### WRITTEN EXERCISE
Exclude the pictures, then repeat the remaining data exactly.

### DATA LINES
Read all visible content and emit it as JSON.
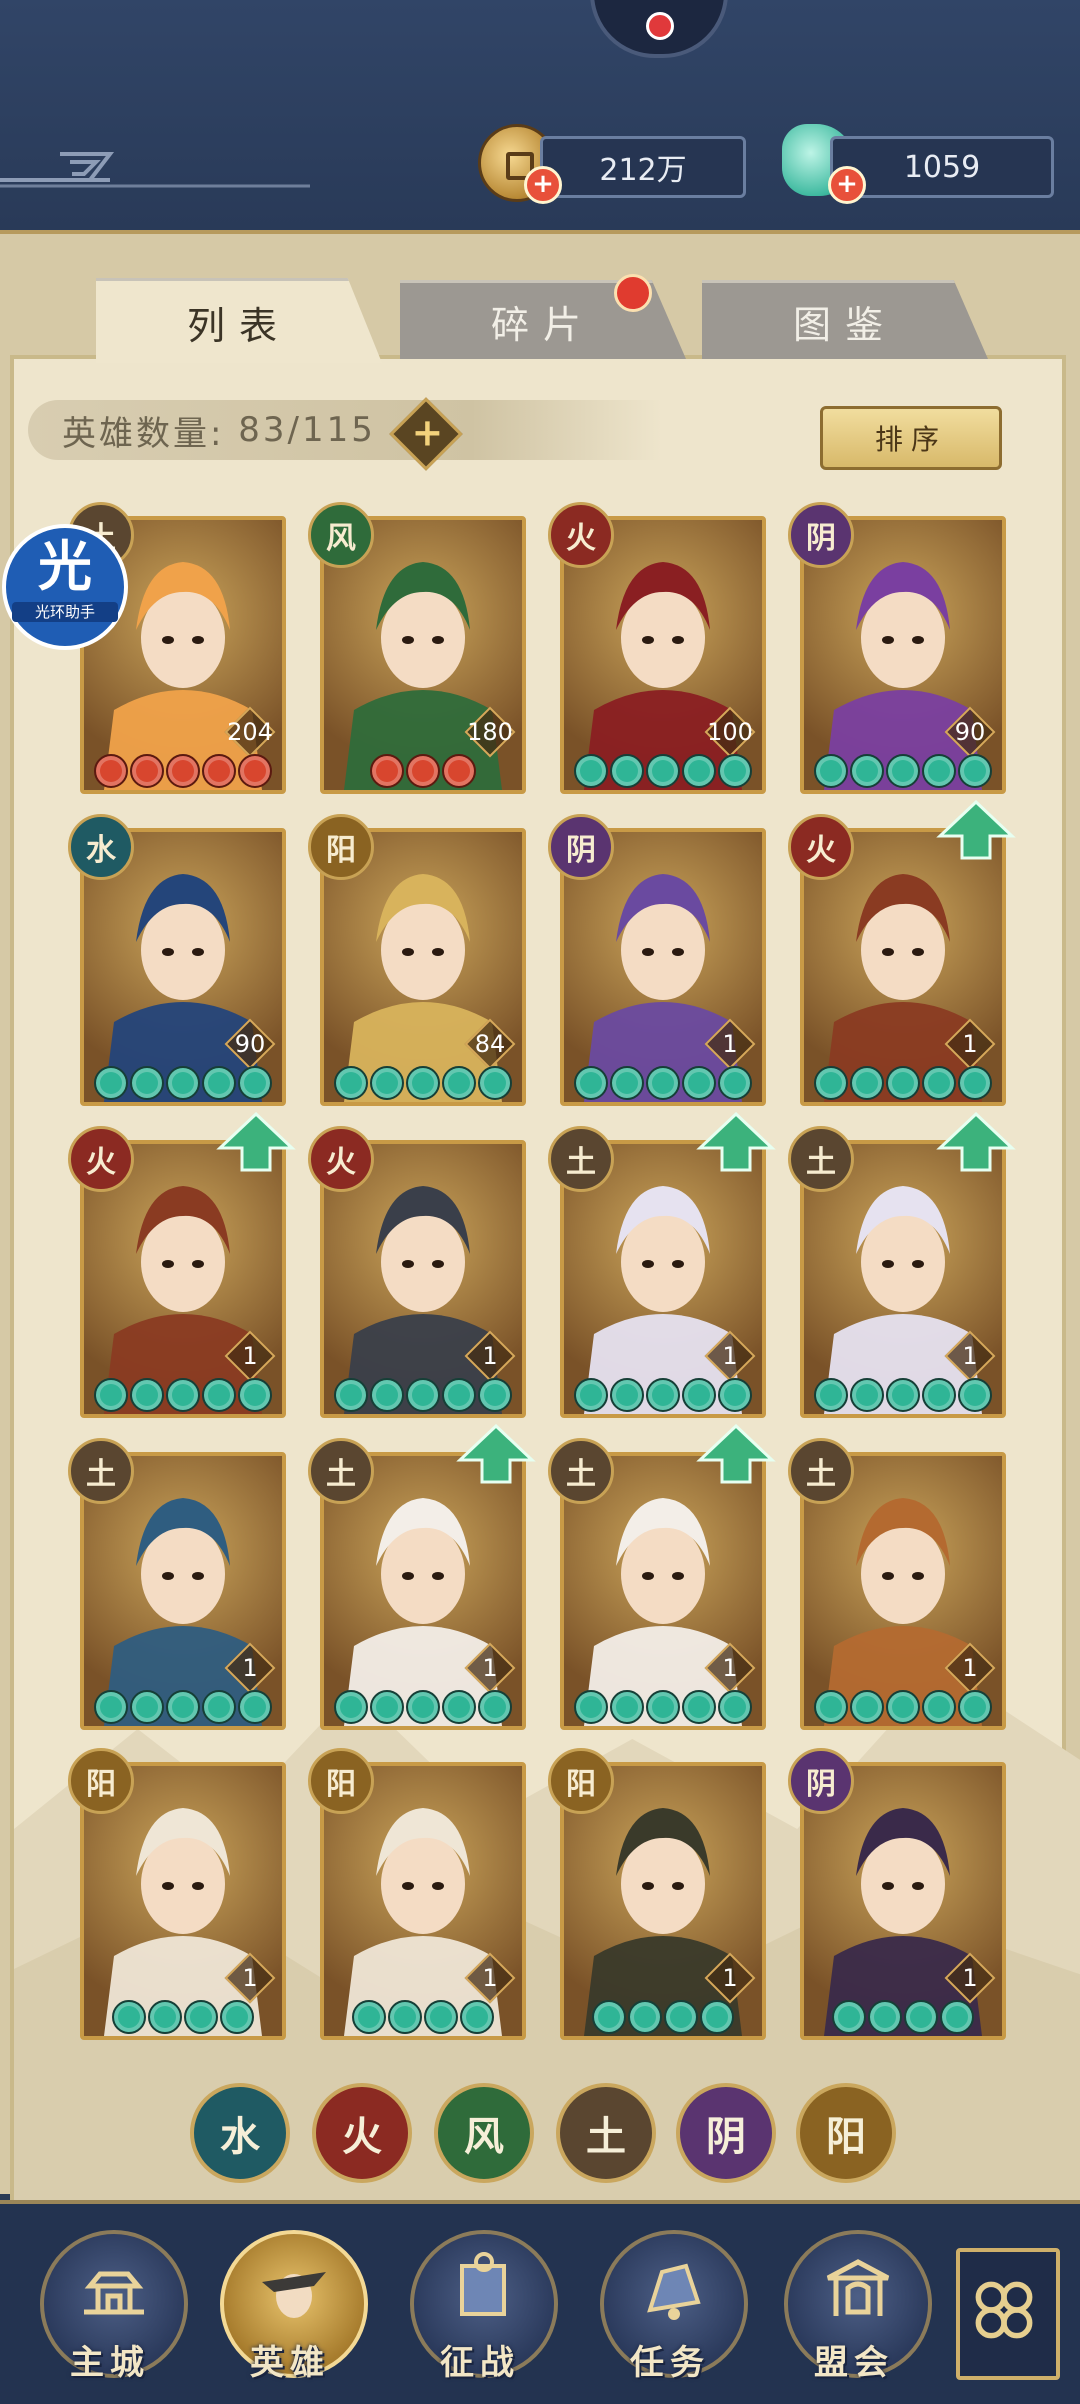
{
  "resources": {
    "coins": "212万",
    "gems": "1059"
  },
  "tabs": [
    {
      "label": "列表",
      "active": true
    },
    {
      "label": "碎片",
      "active": false,
      "has_notice": true
    },
    {
      "label": "图鉴",
      "active": false
    }
  ],
  "hero_count": {
    "label": "英雄数量:",
    "value": "83/115"
  },
  "sort_label": "排序",
  "watermark": {
    "glyph": "光",
    "text": "光环助手"
  },
  "heroes": [
    {
      "element": "土",
      "level": "204",
      "stars": 5,
      "star_color": "red",
      "upgradable": false
    },
    {
      "element": "风",
      "level": "180",
      "stars": 3,
      "star_color": "red",
      "upgradable": false
    },
    {
      "element": "火",
      "level": "100",
      "stars": 5,
      "star_color": "green",
      "upgradable": false
    },
    {
      "element": "阴",
      "level": "90",
      "stars": 5,
      "star_color": "green",
      "upgradable": false
    },
    {
      "element": "水",
      "level": "90",
      "stars": 5,
      "star_color": "green",
      "upgradable": false
    },
    {
      "element": "阳",
      "level": "84",
      "stars": 5,
      "star_color": "green",
      "upgradable": false
    },
    {
      "element": "阴",
      "level": "1",
      "stars": 5,
      "star_color": "green",
      "upgradable": false
    },
    {
      "element": "火",
      "level": "1",
      "stars": 5,
      "star_color": "green",
      "upgradable": true
    },
    {
      "element": "火",
      "level": "1",
      "stars": 5,
      "star_color": "green",
      "upgradable": true
    },
    {
      "element": "火",
      "level": "1",
      "stars": 5,
      "star_color": "green",
      "upgradable": false
    },
    {
      "element": "土",
      "level": "1",
      "stars": 5,
      "star_color": "green",
      "upgradable": true
    },
    {
      "element": "土",
      "level": "1",
      "stars": 5,
      "star_color": "green",
      "upgradable": true
    },
    {
      "element": "土",
      "level": "1",
      "stars": 5,
      "star_color": "green",
      "upgradable": false
    },
    {
      "element": "土",
      "level": "1",
      "stars": 5,
      "star_color": "green",
      "upgradable": true
    },
    {
      "element": "土",
      "level": "1",
      "stars": 5,
      "star_color": "green",
      "upgradable": true
    },
    {
      "element": "土",
      "level": "1",
      "stars": 5,
      "star_color": "green",
      "upgradable": false
    },
    {
      "element": "阳",
      "level": "1",
      "stars": 4,
      "star_color": "green",
      "upgradable": false
    },
    {
      "element": "阳",
      "level": "1",
      "stars": 4,
      "star_color": "green",
      "upgradable": false
    },
    {
      "element": "阳",
      "level": "1",
      "stars": 4,
      "star_color": "green",
      "upgradable": false
    },
    {
      "element": "阴",
      "level": "1",
      "stars": 4,
      "star_color": "green",
      "upgradable": false
    }
  ],
  "element_colors": {
    "水": "#1f5a63",
    "火": "#8b2a22",
    "风": "#2f6b3a",
    "土": "#5a4630",
    "阴": "#5a3470",
    "阳": "#8a6322"
  },
  "element_filters": [
    "水",
    "火",
    "风",
    "土",
    "阴",
    "阳"
  ],
  "nav": [
    {
      "label": "主城",
      "icon": "city-gate-icon",
      "active": false
    },
    {
      "label": "英雄",
      "icon": "hero-portrait-icon",
      "active": true
    },
    {
      "label": "征战",
      "icon": "campaign-scroll-icon",
      "active": false
    },
    {
      "label": "任务",
      "icon": "task-bell-icon",
      "active": false
    },
    {
      "label": "盟会",
      "icon": "alliance-pavilion-icon",
      "active": false
    }
  ],
  "menu_icon": "menu-knot-icon"
}
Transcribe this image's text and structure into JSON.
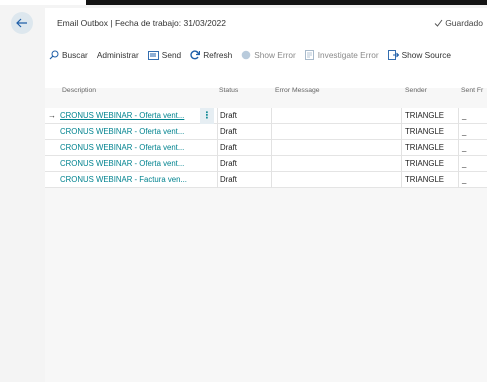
{
  "header": {
    "title": "Email Outbox | Fecha de trabajo: 31/03/2022",
    "saved_label": "Guardado"
  },
  "actions": [
    {
      "label": "Buscar",
      "icon": "search-icon",
      "enabled": true
    },
    {
      "label": "Administrar",
      "icon": "",
      "enabled": true
    },
    {
      "label": "Send",
      "icon": "send-icon",
      "enabled": true
    },
    {
      "label": "Refresh",
      "icon": "refresh-icon",
      "enabled": true
    },
    {
      "label": "Show Error",
      "icon": "error-icon",
      "enabled": false
    },
    {
      "label": "Investigate Error",
      "icon": "investigate-icon",
      "enabled": false
    },
    {
      "label": "Show Source",
      "icon": "source-icon",
      "enabled": true
    }
  ],
  "columns": {
    "description": "Description",
    "status": "Status",
    "error_message": "Error Message",
    "sender": "Sender",
    "sent_from": "Sent Fr"
  },
  "rows": [
    {
      "description": "CRONUS WEBINAR - Oferta vent...",
      "status": "Draft",
      "error_message": "",
      "sender": "TRIANGLE",
      "sent_from": "_"
    },
    {
      "description": "CRONUS WEBINAR - Oferta vent...",
      "status": "Draft",
      "error_message": "",
      "sender": "TRIANGLE",
      "sent_from": "_"
    },
    {
      "description": "CRONUS WEBINAR - Oferta vent...",
      "status": "Draft",
      "error_message": "",
      "sender": "TRIANGLE",
      "sent_from": "_"
    },
    {
      "description": "CRONUS WEBINAR - Oferta vent...",
      "status": "Draft",
      "error_message": "",
      "sender": "TRIANGLE",
      "sent_from": "_"
    },
    {
      "description": "CRONUS WEBINAR - Factura ven...",
      "status": "Draft",
      "error_message": "",
      "sender": "TRIANGLE",
      "sent_from": "_"
    }
  ],
  "row_arrow": "→",
  "row_menu": "⋮",
  "colors": {
    "link": "#00838f",
    "back_button_bg": "#dde7ee",
    "accent": "#0078d4"
  }
}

### TASK RESULT
Read all visible content and emit it as JSON.
{
  "resources": {
    "coins": "212万",
    "gems": "1059"
  },
  "tabs": [
    {
      "label": "列表",
      "active": true
    },
    {
      "label": "碎片",
      "active": false,
      "has_notice": true
    },
    {
      "label": "图鉴",
      "active": false
    }
  ],
  "hero_count": {
    "label": "英雄数量:",
    "value": "83/115"
  },
  "sort_label": "排序",
  "watermark": {
    "glyph": "光",
    "text": "光环助手"
  },
  "heroes": [
    {
      "element": "土",
      "level": "204",
      "stars": 5,
      "star_color": "red",
      "upgradable": false
    },
    {
      "element": "风",
      "level": "180",
      "stars": 3,
      "star_color": "red",
      "upgradable": false
    },
    {
      "element": "火",
      "level": "100",
      "stars": 5,
      "star_color": "green",
      "upgradable": false
    },
    {
      "element": "阴",
      "level": "90",
      "stars": 5,
      "star_color": "green",
      "upgradable": false
    },
    {
      "element": "水",
      "level": "90",
      "stars": 5,
      "star_color": "green",
      "upgradable": false
    },
    {
      "element": "阳",
      "level": "84",
      "stars": 5,
      "star_color": "green",
      "upgradable": false
    },
    {
      "element": "阴",
      "level": "1",
      "stars": 5,
      "star_color": "green",
      "upgradable": false
    },
    {
      "element": "火",
      "level": "1",
      "stars": 5,
      "star_color": "green",
      "upgradable": true
    },
    {
      "element": "火",
      "level": "1",
      "stars": 5,
      "star_color": "green",
      "upgradable": true
    },
    {
      "element": "火",
      "level": "1",
      "stars": 5,
      "star_color": "green",
      "upgradable": false
    },
    {
      "element": "土",
      "level": "1",
      "stars": 5,
      "star_color": "green",
      "upgradable": true
    },
    {
      "element": "土",
      "level": "1",
      "stars": 5,
      "star_color": "green",
      "upgradable": true
    },
    {
      "element": "土",
      "level": "1",
      "stars": 5,
      "star_color": "green",
      "upgradable": false
    },
    {
      "element": "土",
      "level": "1",
      "stars": 5,
      "star_color": "green",
      "upgradable": true
    },
    {
      "element": "土",
      "level": "1",
      "stars": 5,
      "star_color": "green",
      "upgradable": true
    },
    {
      "element": "土",
      "level": "1",
      "stars": 5,
      "star_color": "green",
      "upgradable": false
    },
    {
      "element": "阳",
      "level": "1",
      "stars": 4,
      "star_color": "green",
      "upgradable": false
    },
    {
      "element": "阳",
      "level": "1",
      "stars": 4,
      "star_color": "green",
      "upgradable": false
    },
    {
      "element": "阳",
      "level": "1",
      "stars": 4,
      "star_color": "green",
      "upgradable": false
    },
    {
      "element": "阴",
      "level": "1",
      "stars": 4,
      "star_color": "green",
      "upgradable": false
    }
  ],
  "element_colors": {
    "水": "#1f5a63",
    "火": "#8b2a22",
    "风": "#2f6b3a",
    "土": "#5a4630",
    "阴": "#5a3470",
    "阳": "#8a6322"
  },
  "element_filters": [
    "水",
    "火",
    "风",
    "土",
    "阴",
    "阳"
  ],
  "nav": [
    {
      "label": "主城",
      "icon": "city-gate-icon",
      "active": false
    },
    {
      "label": "英雄",
      "icon": "hero-portrait-icon",
      "active": true
    },
    {
      "label": "征战",
      "icon": "campaign-scroll-icon",
      "active": false
    },
    {
      "label": "任务",
      "icon": "task-bell-icon",
      "active": false
    },
    {
      "label": "盟会",
      "icon": "alliance-pavilion-icon",
      "active": false
    }
  ],
  "menu_icon": "menu-knot-icon"
}
Transcribe this image's text and structure into JSON.
{
  "header": {
    "title": "Email Outbox | Fecha de trabajo: 31/03/2022",
    "saved_label": "Guardado"
  },
  "actions": [
    {
      "label": "Buscar",
      "icon": "search-icon",
      "enabled": true
    },
    {
      "label": "Administrar",
      "icon": "",
      "enabled": true
    },
    {
      "label": "Send",
      "icon": "send-icon",
      "enabled": true
    },
    {
      "label": "Refresh",
      "icon": "refresh-icon",
      "enabled": true
    },
    {
      "label": "Show Error",
      "icon": "error-icon",
      "enabled": false
    },
    {
      "label": "Investigate Error",
      "icon": "investigate-icon",
      "enabled": false
    },
    {
      "label": "Show Source",
      "icon": "source-icon",
      "enabled": true
    }
  ],
  "columns": {
    "description": "Description",
    "status": "Status",
    "error_message": "Error Message",
    "sender": "Sender",
    "sent_from": "Sent Fr"
  },
  "rows": [
    {
      "description": "CRONUS WEBINAR - Oferta vent...",
      "status": "Draft",
      "error_message": "",
      "sender": "TRIANGLE",
      "sent_from": "_"
    },
    {
      "description": "CRONUS WEBINAR - Oferta vent...",
      "status": "Draft",
      "error_message": "",
      "sender": "TRIANGLE",
      "sent_from": "_"
    },
    {
      "description": "CRONUS WEBINAR - Oferta vent...",
      "status": "Draft",
      "error_message": "",
      "sender": "TRIANGLE",
      "sent_from": "_"
    },
    {
      "description": "CRONUS WEBINAR - Oferta vent...",
      "status": "Draft",
      "error_message": "",
      "sender": "TRIANGLE",
      "sent_from": "_"
    },
    {
      "description": "CRONUS WEBINAR - Factura ven...",
      "status": "Draft",
      "error_message": "",
      "sender": "TRIANGLE",
      "sent_from": "_"
    }
  ],
  "row_arrow": "→",
  "row_menu": "⋮",
  "colors": {
    "link": "#00838f",
    "back_button_bg": "#dde7ee",
    "accent": "#0078d4"
  }
}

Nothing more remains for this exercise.